| PROBLEM DETAILS |
Below are records; count the lines in them that hold "page" and give only the count.

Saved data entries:
════════════════════
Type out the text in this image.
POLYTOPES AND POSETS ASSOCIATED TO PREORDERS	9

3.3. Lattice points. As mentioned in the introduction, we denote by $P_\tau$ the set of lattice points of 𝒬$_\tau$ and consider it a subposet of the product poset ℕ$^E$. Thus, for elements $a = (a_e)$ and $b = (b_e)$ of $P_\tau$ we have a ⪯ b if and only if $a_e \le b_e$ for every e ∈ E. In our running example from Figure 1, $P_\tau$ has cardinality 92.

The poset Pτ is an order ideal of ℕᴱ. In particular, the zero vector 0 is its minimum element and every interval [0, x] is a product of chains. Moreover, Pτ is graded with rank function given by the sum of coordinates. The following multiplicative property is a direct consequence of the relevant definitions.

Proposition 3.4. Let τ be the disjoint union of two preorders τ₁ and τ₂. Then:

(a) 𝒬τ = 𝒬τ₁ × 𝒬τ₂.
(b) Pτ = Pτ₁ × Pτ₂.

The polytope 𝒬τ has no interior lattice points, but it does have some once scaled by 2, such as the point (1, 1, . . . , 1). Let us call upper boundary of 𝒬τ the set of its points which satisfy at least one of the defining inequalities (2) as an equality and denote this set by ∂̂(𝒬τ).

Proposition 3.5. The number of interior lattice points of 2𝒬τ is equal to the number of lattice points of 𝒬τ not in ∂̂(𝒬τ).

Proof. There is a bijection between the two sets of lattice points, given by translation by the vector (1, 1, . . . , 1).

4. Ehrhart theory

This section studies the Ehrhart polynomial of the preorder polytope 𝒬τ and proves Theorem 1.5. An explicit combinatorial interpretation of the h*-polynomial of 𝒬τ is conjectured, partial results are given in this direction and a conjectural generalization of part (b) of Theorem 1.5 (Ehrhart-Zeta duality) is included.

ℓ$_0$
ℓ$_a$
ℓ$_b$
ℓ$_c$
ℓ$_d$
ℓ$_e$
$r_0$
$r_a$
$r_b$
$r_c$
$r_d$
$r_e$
════════════════════
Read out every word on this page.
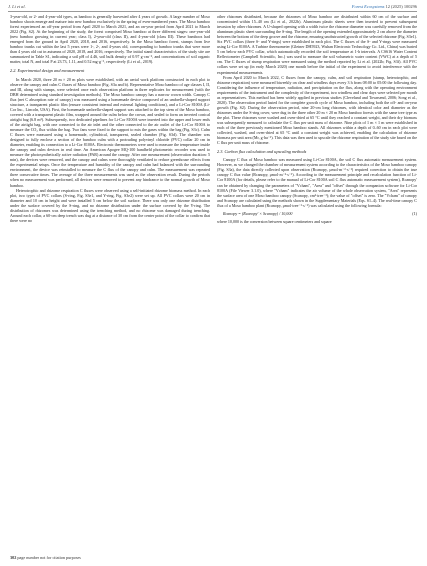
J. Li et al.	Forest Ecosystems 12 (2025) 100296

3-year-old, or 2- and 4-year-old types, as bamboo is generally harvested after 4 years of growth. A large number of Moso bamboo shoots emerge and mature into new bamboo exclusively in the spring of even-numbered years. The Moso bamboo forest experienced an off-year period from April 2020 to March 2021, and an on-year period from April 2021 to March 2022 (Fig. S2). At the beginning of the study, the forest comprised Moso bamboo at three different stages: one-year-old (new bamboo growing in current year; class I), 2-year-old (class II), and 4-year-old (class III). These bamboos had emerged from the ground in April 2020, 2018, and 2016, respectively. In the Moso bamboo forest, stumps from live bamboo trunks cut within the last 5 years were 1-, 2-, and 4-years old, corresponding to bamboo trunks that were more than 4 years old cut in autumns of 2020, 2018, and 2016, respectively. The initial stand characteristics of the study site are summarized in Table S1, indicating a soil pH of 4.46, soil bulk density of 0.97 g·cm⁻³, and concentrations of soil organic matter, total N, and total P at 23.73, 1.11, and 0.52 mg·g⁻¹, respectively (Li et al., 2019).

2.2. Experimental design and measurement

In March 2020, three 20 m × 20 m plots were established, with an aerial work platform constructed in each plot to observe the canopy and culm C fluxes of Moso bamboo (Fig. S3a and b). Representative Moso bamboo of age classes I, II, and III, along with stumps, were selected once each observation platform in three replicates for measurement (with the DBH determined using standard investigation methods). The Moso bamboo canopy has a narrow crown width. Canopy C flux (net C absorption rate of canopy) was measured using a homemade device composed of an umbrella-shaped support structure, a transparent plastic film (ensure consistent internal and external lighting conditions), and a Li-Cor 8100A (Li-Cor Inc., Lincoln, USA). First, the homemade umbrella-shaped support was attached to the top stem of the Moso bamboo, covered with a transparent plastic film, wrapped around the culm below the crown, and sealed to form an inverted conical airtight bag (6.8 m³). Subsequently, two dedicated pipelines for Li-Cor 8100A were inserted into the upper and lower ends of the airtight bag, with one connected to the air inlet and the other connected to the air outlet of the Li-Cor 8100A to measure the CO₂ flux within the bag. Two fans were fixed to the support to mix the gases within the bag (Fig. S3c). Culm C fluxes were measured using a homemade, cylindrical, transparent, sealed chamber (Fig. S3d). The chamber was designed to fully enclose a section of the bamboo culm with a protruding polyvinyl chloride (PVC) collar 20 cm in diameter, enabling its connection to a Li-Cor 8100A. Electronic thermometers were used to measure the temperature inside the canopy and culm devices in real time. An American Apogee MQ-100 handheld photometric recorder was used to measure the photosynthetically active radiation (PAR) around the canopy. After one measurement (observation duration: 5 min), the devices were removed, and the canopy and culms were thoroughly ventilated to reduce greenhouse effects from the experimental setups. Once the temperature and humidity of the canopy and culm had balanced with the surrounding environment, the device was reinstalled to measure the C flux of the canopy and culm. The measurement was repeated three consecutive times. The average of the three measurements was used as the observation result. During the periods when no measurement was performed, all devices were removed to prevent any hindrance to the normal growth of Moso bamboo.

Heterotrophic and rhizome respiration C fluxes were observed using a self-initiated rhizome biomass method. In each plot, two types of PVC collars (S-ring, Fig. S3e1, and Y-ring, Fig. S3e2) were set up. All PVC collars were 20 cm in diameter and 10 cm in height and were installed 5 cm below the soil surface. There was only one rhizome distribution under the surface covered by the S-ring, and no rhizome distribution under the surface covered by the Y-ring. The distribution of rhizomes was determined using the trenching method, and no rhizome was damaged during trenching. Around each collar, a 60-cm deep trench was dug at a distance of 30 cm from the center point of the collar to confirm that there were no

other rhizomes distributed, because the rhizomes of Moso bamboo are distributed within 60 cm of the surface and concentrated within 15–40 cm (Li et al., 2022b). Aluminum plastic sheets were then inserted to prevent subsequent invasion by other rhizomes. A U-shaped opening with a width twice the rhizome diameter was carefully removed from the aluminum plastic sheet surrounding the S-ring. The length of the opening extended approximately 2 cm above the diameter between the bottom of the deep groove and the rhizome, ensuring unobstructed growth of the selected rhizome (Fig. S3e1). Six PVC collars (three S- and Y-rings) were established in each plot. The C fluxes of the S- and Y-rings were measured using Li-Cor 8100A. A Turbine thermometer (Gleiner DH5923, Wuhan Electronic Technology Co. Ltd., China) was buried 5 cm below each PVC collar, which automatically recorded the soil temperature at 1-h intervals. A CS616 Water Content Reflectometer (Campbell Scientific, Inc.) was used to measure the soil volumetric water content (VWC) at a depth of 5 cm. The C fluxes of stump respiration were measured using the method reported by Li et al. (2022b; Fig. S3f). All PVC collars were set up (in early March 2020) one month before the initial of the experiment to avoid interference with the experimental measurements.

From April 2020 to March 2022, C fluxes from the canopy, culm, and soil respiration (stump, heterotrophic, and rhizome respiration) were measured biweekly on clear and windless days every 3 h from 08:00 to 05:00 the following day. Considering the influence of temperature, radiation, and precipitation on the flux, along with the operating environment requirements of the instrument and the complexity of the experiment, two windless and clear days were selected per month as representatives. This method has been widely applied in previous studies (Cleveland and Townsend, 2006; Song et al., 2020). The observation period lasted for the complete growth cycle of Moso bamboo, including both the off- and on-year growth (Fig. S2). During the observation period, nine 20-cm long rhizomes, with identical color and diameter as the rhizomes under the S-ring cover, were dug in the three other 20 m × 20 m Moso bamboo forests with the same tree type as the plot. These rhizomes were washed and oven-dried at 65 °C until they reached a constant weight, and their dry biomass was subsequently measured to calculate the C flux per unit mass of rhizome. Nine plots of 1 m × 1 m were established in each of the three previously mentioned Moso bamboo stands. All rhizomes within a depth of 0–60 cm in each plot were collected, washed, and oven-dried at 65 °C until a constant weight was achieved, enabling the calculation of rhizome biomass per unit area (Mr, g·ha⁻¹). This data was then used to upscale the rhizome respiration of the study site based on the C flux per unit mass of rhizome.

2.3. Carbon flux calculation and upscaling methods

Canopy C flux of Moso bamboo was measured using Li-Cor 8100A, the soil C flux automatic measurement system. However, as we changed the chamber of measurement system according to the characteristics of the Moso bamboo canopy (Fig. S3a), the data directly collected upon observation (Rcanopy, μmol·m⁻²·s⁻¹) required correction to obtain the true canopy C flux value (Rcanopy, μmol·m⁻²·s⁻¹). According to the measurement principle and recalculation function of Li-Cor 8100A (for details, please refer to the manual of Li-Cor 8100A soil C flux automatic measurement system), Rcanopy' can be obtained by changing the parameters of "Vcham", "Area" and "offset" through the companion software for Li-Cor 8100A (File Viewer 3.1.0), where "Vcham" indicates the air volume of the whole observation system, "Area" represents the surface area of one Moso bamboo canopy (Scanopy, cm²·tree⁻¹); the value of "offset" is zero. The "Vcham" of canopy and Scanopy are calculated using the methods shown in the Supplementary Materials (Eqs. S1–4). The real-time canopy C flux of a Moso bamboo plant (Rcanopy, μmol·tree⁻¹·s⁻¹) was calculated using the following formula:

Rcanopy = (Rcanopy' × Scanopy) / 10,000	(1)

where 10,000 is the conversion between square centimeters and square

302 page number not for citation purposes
════════════════════
| RESPONSE TO THIS TASK |
2